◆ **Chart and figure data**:
>> Begin

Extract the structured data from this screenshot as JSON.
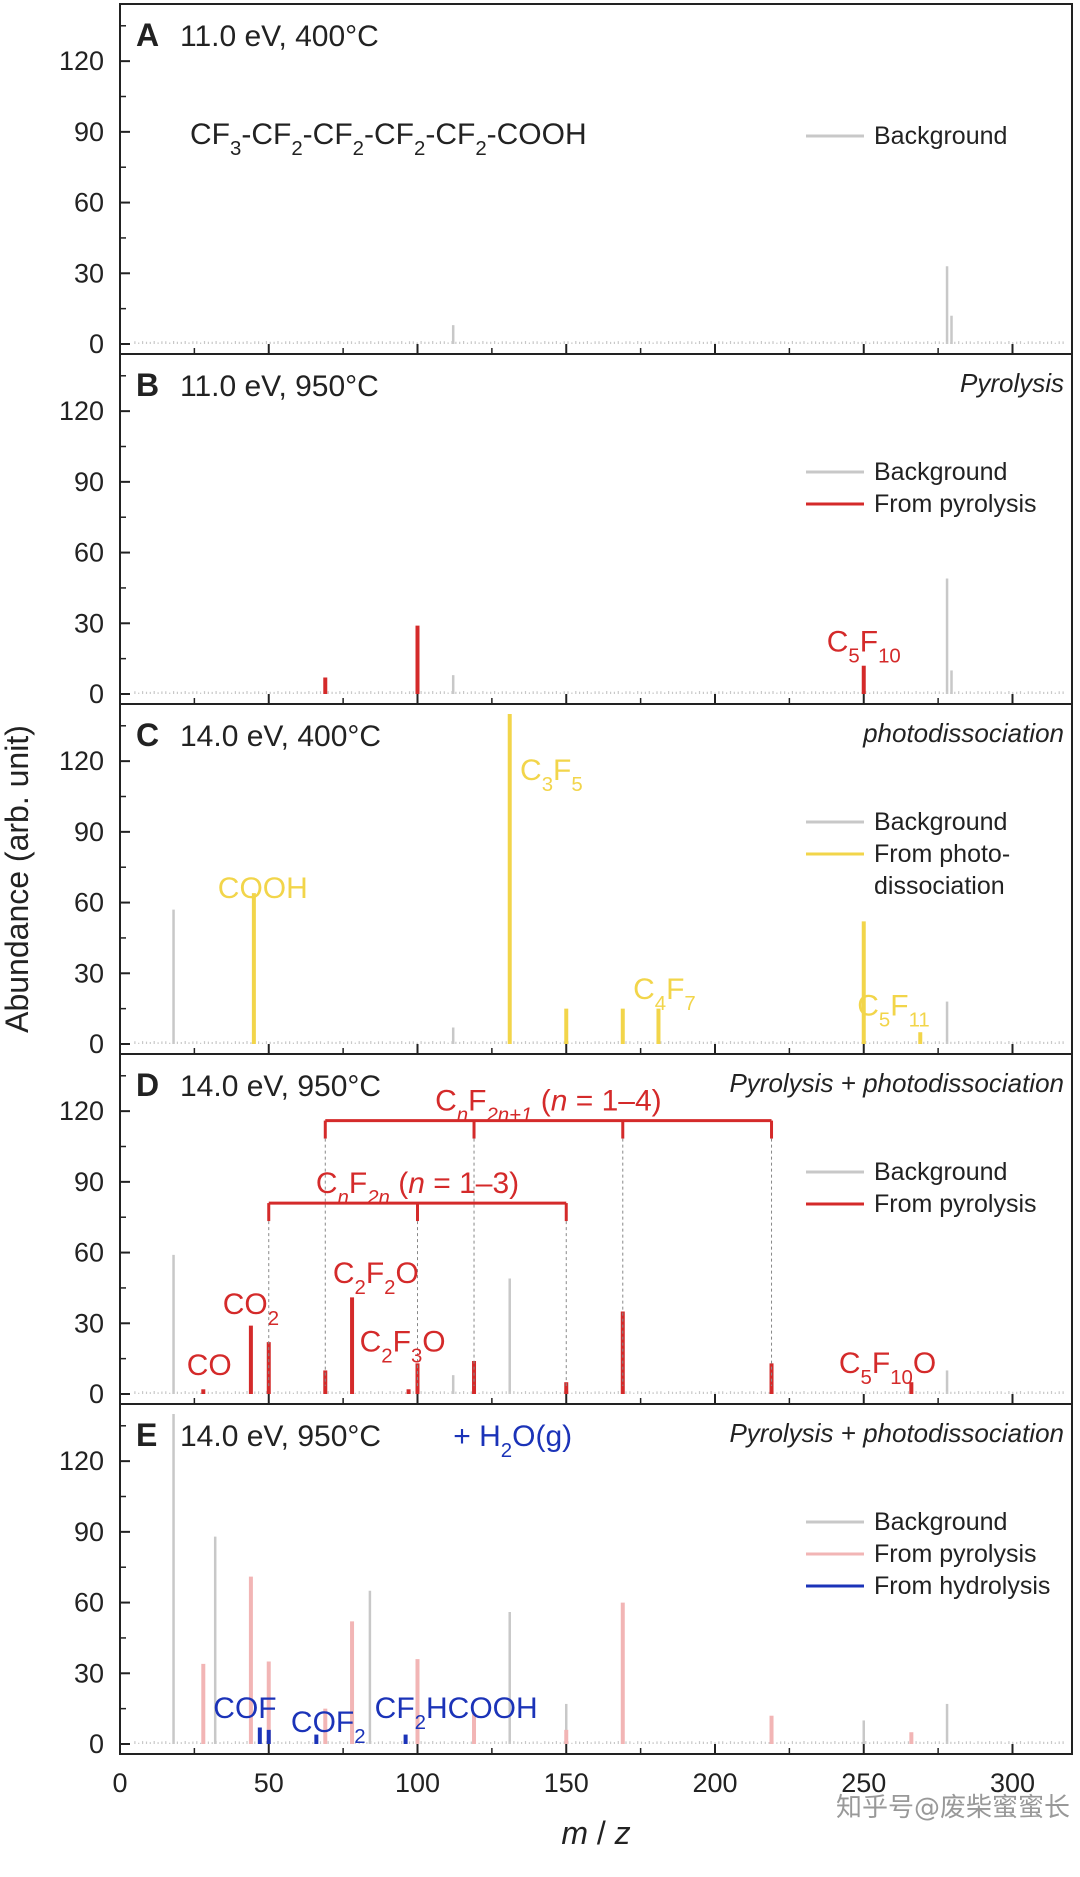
{
  "figure": {
    "xlabel_italic_m": "m",
    "xlabel_slash": " / ",
    "xlabel_italic_z": "z",
    "ylabel": "Abundance (arb. unit)",
    "xticks": [
      "0",
      "50",
      "100",
      "150",
      "200",
      "250",
      "300"
    ],
    "yticks": [
      "0",
      "30",
      "60",
      "90",
      "120"
    ],
    "watermark": "知乎号@废柴蜜蜜长"
  },
  "colors": {
    "background": "#c8c8c8",
    "pyrolysis": "#d42a2a",
    "pyrolysis_faint": "#f2b5b5",
    "photo": "#f2d54a",
    "hydrolysis": "#1b33b8",
    "axis": "#222222"
  },
  "chart_data": [
    {
      "type": "bar",
      "panel": "A",
      "title": "11.0 eV, 400°C",
      "process": "",
      "xlim": [
        0,
        320
      ],
      "ylim": [
        0,
        140
      ],
      "legend_position": "right",
      "legend": [
        {
          "name": "Background",
          "color": "background"
        }
      ],
      "formula": [
        "CF",
        "3",
        "-CF",
        "2",
        "-CF",
        "2",
        "-CF",
        "2",
        "-CF",
        "2",
        "-COOH"
      ],
      "series": [
        {
          "name": "Background",
          "color": "background",
          "x": [
            112,
            278,
            279.5
          ],
          "values": [
            8,
            33,
            12
          ]
        }
      ],
      "annotations": []
    },
    {
      "type": "bar",
      "panel": "B",
      "title": "11.0 eV, 950°C",
      "process": "Pyrolysis",
      "xlim": [
        0,
        320
      ],
      "ylim": [
        0,
        140
      ],
      "legend_position": "right",
      "legend": [
        {
          "name": "Background",
          "color": "background"
        },
        {
          "name": "From pyrolysis",
          "color": "pyrolysis"
        }
      ],
      "series": [
        {
          "name": "Background",
          "color": "background",
          "x": [
            112,
            278,
            279.5
          ],
          "values": [
            8,
            49,
            10
          ]
        },
        {
          "name": "From pyrolysis",
          "color": "pyrolysis",
          "x": [
            69,
            100,
            250
          ],
          "values": [
            7,
            29,
            12
          ]
        }
      ],
      "annotations": [
        {
          "x": 250,
          "y": 18,
          "color": "pyrolysis",
          "parts": [
            "C",
            "5",
            "F",
            "10"
          ]
        }
      ]
    },
    {
      "type": "bar",
      "panel": "C",
      "title": "14.0 eV, 400°C",
      "process": "photodissociation",
      "xlim": [
        0,
        320
      ],
      "ylim": [
        0,
        140
      ],
      "legend_position": "right",
      "legend": [
        {
          "name": "Background",
          "color": "background"
        },
        {
          "name": "From photo-",
          "color": "photo"
        },
        {
          "name": "dissociation",
          "color": ""
        }
      ],
      "series": [
        {
          "name": "Background",
          "color": "background",
          "x": [
            18,
            112,
            278
          ],
          "values": [
            57,
            7,
            18
          ]
        },
        {
          "name": "From photo-dissociation",
          "color": "photo",
          "x": [
            45,
            131,
            150,
            169,
            181,
            250,
            269
          ],
          "values": [
            64,
            140,
            15,
            15,
            15,
            52,
            5
          ]
        }
      ],
      "annotations": [
        {
          "x": 48,
          "y": 62,
          "color": "photo",
          "parts": [
            "COOH"
          ]
        },
        {
          "x": 145,
          "y": 112,
          "color": "photo",
          "parts": [
            "C",
            "3",
            "F",
            "5"
          ]
        },
        {
          "x": 183,
          "y": 19,
          "color": "photo",
          "parts": [
            "C",
            "4",
            "F",
            "7"
          ]
        },
        {
          "x": 260,
          "y": 12,
          "color": "photo",
          "parts": [
            "C",
            "5",
            "F",
            "11"
          ]
        }
      ]
    },
    {
      "type": "bar",
      "panel": "D",
      "title": "14.0 eV, 950°C",
      "process": "Pyrolysis + photodissociation",
      "xlim": [
        0,
        320
      ],
      "ylim": [
        0,
        140
      ],
      "legend_position": "right",
      "legend": [
        {
          "name": "Background",
          "color": "background"
        },
        {
          "name": "From pyrolysis",
          "color": "pyrolysis"
        }
      ],
      "series": [
        {
          "name": "Background",
          "color": "background",
          "x": [
            18,
            131,
            112,
            278
          ],
          "values": [
            59,
            49,
            8,
            10
          ]
        },
        {
          "name": "From pyrolysis",
          "color": "pyrolysis",
          "x": [
            28,
            44,
            50,
            69,
            78,
            97,
            100,
            119,
            150,
            169,
            219,
            266
          ],
          "values": [
            2,
            29,
            22,
            10,
            41,
            2,
            13,
            14,
            5,
            35,
            13,
            5
          ]
        }
      ],
      "annotations": [
        {
          "x": 30,
          "y": 8,
          "color": "pyrolysis",
          "parts": [
            "CO"
          ]
        },
        {
          "x": 44,
          "y": 34,
          "color": "pyrolysis",
          "parts": [
            "CO",
            "2"
          ]
        },
        {
          "x": 86,
          "y": 47,
          "color": "pyrolysis",
          "parts": [
            "C",
            "2",
            "F",
            "2",
            "O"
          ]
        },
        {
          "x": 95,
          "y": 18,
          "color": "pyrolysis",
          "parts": [
            "C",
            "2",
            "F",
            "3",
            "O"
          ]
        },
        {
          "x": 258,
          "y": 9,
          "color": "pyrolysis",
          "parts": [
            "C",
            "5",
            "F",
            "10",
            "O"
          ]
        }
      ],
      "brackets": [
        {
          "label": [
            "C",
            "n",
            "F",
            "2n+1",
            " (",
            "n",
            " = 1–4)"
          ],
          "y": 116,
          "x_marks": [
            69,
            119,
            169,
            219
          ],
          "color": "pyrolysis"
        },
        {
          "label": [
            "C",
            "n",
            "F",
            "2n",
            " (",
            "n",
            " = 1–3)"
          ],
          "y": 81,
          "x_marks": [
            50,
            100,
            150
          ],
          "color": "pyrolysis"
        }
      ]
    },
    {
      "type": "bar",
      "panel": "E",
      "title": "14.0 eV, 950°C",
      "process": "Pyrolysis + photodissociation",
      "xlim": [
        0,
        320
      ],
      "ylim": [
        0,
        140
      ],
      "legend_position": "right",
      "legend": [
        {
          "name": "Background",
          "color": "background"
        },
        {
          "name": "From pyrolysis",
          "color": "pyrolysis_faint"
        },
        {
          "name": "From hydrolysis",
          "color": "hydrolysis"
        }
      ],
      "header_extra": [
        "+ H",
        "2",
        "O(g)"
      ],
      "series": [
        {
          "name": "Background",
          "color": "background",
          "x": [
            18,
            32,
            84,
            131,
            150,
            250,
            278
          ],
          "values": [
            140,
            88,
            65,
            56,
            17,
            10,
            17
          ]
        },
        {
          "name": "From pyrolysis",
          "color": "pyrolysis_faint",
          "x": [
            28,
            44,
            50,
            69,
            78,
            100,
            119,
            150,
            169,
            219,
            266
          ],
          "values": [
            34,
            71,
            35,
            15,
            52,
            36,
            13,
            6,
            60,
            12,
            5
          ]
        },
        {
          "name": "From hydrolysis",
          "color": "hydrolysis",
          "x": [
            47,
            50,
            66,
            96
          ],
          "values": [
            7,
            6,
            4,
            4
          ]
        }
      ],
      "annotations": [
        {
          "x": 42,
          "y": 11,
          "color": "hydrolysis",
          "parts": [
            "COF"
          ]
        },
        {
          "x": 70,
          "y": 5,
          "color": "hydrolysis",
          "parts": [
            "COF",
            "2"
          ]
        },
        {
          "x": 113,
          "y": 11,
          "color": "hydrolysis",
          "parts": [
            "CF",
            "2",
            "HCOOH"
          ]
        }
      ]
    }
  ]
}
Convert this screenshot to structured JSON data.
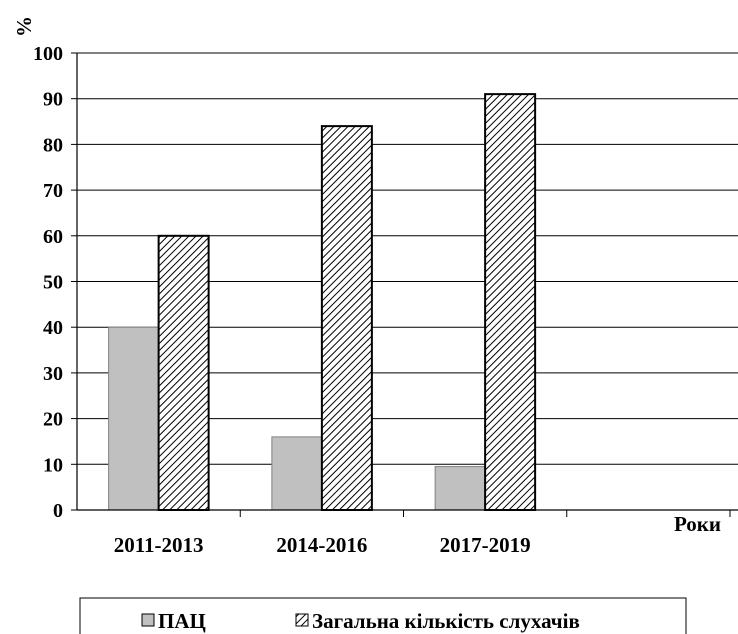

>> End

◆ **EXERCISE AIM**:
From the listing above, print every entry precisely and drop the pictures.

◆ **TASK ANSWER**:
Extract the structured data from this screenshot as JSON.
{
  "figure": {
    "xlabel_italic_m": "m",
    "xlabel_slash": " / ",
    "xlabel_italic_z": "z",
    "ylabel": "Abundance (arb. unit)",
    "xticks": [
      "0",
      "50",
      "100",
      "150",
      "200",
      "250",
      "300"
    ],
    "yticks": [
      "0",
      "30",
      "60",
      "90",
      "120"
    ],
    "watermark": "知乎号@废柴蜜蜜长"
  },
  "colors": {
    "background": "#c8c8c8",
    "pyrolysis": "#d42a2a",
    "pyrolysis_faint": "#f2b5b5",
    "photo": "#f2d54a",
    "hydrolysis": "#1b33b8",
    "axis": "#222222"
  },
  "chart_data": [
    {
      "type": "bar",
      "panel": "A",
      "title": "11.0 eV, 400°C",
      "process": "",
      "xlim": [
        0,
        320
      ],
      "ylim": [
        0,
        140
      ],
      "legend_position": "right",
      "legend": [
        {
          "name": "Background",
          "color": "background"
        }
      ],
      "formula": [
        "CF",
        "3",
        "-CF",
        "2",
        "-CF",
        "2",
        "-CF",
        "2",
        "-CF",
        "2",
        "-COOH"
      ],
      "series": [
        {
          "name": "Background",
          "color": "background",
          "x": [
            112,
            278,
            279.5
          ],
          "values": [
            8,
            33,
            12
          ]
        }
      ],
      "annotations": []
    },
    {
      "type": "bar",
      "panel": "B",
      "title": "11.0 eV, 950°C",
      "process": "Pyrolysis",
      "xlim": [
        0,
        320
      ],
      "ylim": [
        0,
        140
      ],
      "legend_position": "right",
      "legend": [
        {
          "name": "Background",
          "color": "background"
        },
        {
          "name": "From pyrolysis",
          "color": "pyrolysis"
        }
      ],
      "series": [
        {
          "name": "Background",
          "color": "background",
          "x": [
            112,
            278,
            279.5
          ],
          "values": [
            8,
            49,
            10
          ]
        },
        {
          "name": "From pyrolysis",
          "color": "pyrolysis",
          "x": [
            69,
            100,
            250
          ],
          "values": [
            7,
            29,
            12
          ]
        }
      ],
      "annotations": [
        {
          "x": 250,
          "y": 18,
          "color": "pyrolysis",
          "parts": [
            "C",
            "5",
            "F",
            "10"
          ]
        }
      ]
    },
    {
      "type": "bar",
      "panel": "C",
      "title": "14.0 eV, 400°C",
      "process": "photodissociation",
      "xlim": [
        0,
        320
      ],
      "ylim": [
        0,
        140
      ],
      "legend_position": "right",
      "legend": [
        {
          "name": "Background",
          "color": "background"
        },
        {
          "name": "From photo-",
          "color": "photo"
        },
        {
          "name": "dissociation",
          "color": ""
        }
      ],
      "series": [
        {
          "name": "Background",
          "color": "background",
          "x": [
            18,
            112,
            278
          ],
          "values": [
            57,
            7,
            18
          ]
        },
        {
          "name": "From photo-dissociation",
          "color": "photo",
          "x": [
            45,
            131,
            150,
            169,
            181,
            250,
            269
          ],
          "values": [
            64,
            140,
            15,
            15,
            15,
            52,
            5
          ]
        }
      ],
      "annotations": [
        {
          "x": 48,
          "y": 62,
          "color": "photo",
          "parts": [
            "COOH"
          ]
        },
        {
          "x": 145,
          "y": 112,
          "color": "photo",
          "parts": [
            "C",
            "3",
            "F",
            "5"
          ]
        },
        {
          "x": 183,
          "y": 19,
          "color": "photo",
          "parts": [
            "C",
            "4",
            "F",
            "7"
          ]
        },
        {
          "x": 260,
          "y": 12,
          "color": "photo",
          "parts": [
            "C",
            "5",
            "F",
            "11"
          ]
        }
      ]
    },
    {
      "type": "bar",
      "panel": "D",
      "title": "14.0 eV, 950°C",
      "process": "Pyrolysis + photodissociation",
      "xlim": [
        0,
        320
      ],
      "ylim": [
        0,
        140
      ],
      "legend_position": "right",
      "legend": [
        {
          "name": "Background",
          "color": "background"
        },
        {
          "name": "From pyrolysis",
          "color": "pyrolysis"
        }
      ],
      "series": [
        {
          "name": "Background",
          "color": "background",
          "x": [
            18,
            131,
            112,
            278
          ],
          "values": [
            59,
            49,
            8,
            10
          ]
        },
        {
          "name": "From pyrolysis",
          "color": "pyrolysis",
          "x": [
            28,
            44,
            50,
            69,
            78,
            97,
            100,
            119,
            150,
            169,
            219,
            266
          ],
          "values": [
            2,
            29,
            22,
            10,
            41,
            2,
            13,
            14,
            5,
            35,
            13,
            5
          ]
        }
      ],
      "annotations": [
        {
          "x": 30,
          "y": 8,
          "color": "pyrolysis",
          "parts": [
            "CO"
          ]
        },
        {
          "x": 44,
          "y": 34,
          "color": "pyrolysis",
          "parts": [
            "CO",
            "2"
          ]
        },
        {
          "x": 86,
          "y": 47,
          "color": "pyrolysis",
          "parts": [
            "C",
            "2",
            "F",
            "2",
            "O"
          ]
        },
        {
          "x": 95,
          "y": 18,
          "color": "pyrolysis",
          "parts": [
            "C",
            "2",
            "F",
            "3",
            "O"
          ]
        },
        {
          "x": 258,
          "y": 9,
          "color": "pyrolysis",
          "parts": [
            "C",
            "5",
            "F",
            "10",
            "O"
          ]
        }
      ],
      "brackets": [
        {
          "label": [
            "C",
            "n",
            "F",
            "2n+1",
            " (",
            "n",
            " = 1–4)"
          ],
          "y": 116,
          "x_marks": [
            69,
            119,
            169,
            219
          ],
          "color": "pyrolysis"
        },
        {
          "label": [
            "C",
            "n",
            "F",
            "2n",
            " (",
            "n",
            " = 1–3)"
          ],
          "y": 81,
          "x_marks": [
            50,
            100,
            150
          ],
          "color": "pyrolysis"
        }
      ]
    },
    {
      "type": "bar",
      "panel": "E",
      "title": "14.0 eV, 950°C",
      "process": "Pyrolysis + photodissociation",
      "xlim": [
        0,
        320
      ],
      "ylim": [
        0,
        140
      ],
      "legend_position": "right",
      "legend": [
        {
          "name": "Background",
          "color": "background"
        },
        {
          "name": "From pyrolysis",
          "color": "pyrolysis_faint"
        },
        {
          "name": "From hydrolysis",
          "color": "hydrolysis"
        }
      ],
      "header_extra": [
        "+ H",
        "2",
        "O(g)"
      ],
      "series": [
        {
          "name": "Background",
          "color": "background",
          "x": [
            18,
            32,
            84,
            131,
            150,
            250,
            278
          ],
          "values": [
            140,
            88,
            65,
            56,
            17,
            10,
            17
          ]
        },
        {
          "name": "From pyrolysis",
          "color": "pyrolysis_faint",
          "x": [
            28,
            44,
            50,
            69,
            78,
            100,
            119,
            150,
            169,
            219,
            266
          ],
          "values": [
            34,
            71,
            35,
            15,
            52,
            36,
            13,
            6,
            60,
            12,
            5
          ]
        },
        {
          "name": "From hydrolysis",
          "color": "hydrolysis",
          "x": [
            47,
            50,
            66,
            96
          ],
          "values": [
            7,
            6,
            4,
            4
          ]
        }
      ],
      "annotations": [
        {
          "x": 42,
          "y": 11,
          "color": "hydrolysis",
          "parts": [
            "COF"
          ]
        },
        {
          "x": 70,
          "y": 5,
          "color": "hydrolysis",
          "parts": [
            "COF",
            "2"
          ]
        },
        {
          "x": 113,
          "y": 11,
          "color": "hydrolysis",
          "parts": [
            "CF",
            "2",
            "HCOOH"
          ]
        }
      ]
    }
  ]
}
Convert this screenshot to structured JSON data.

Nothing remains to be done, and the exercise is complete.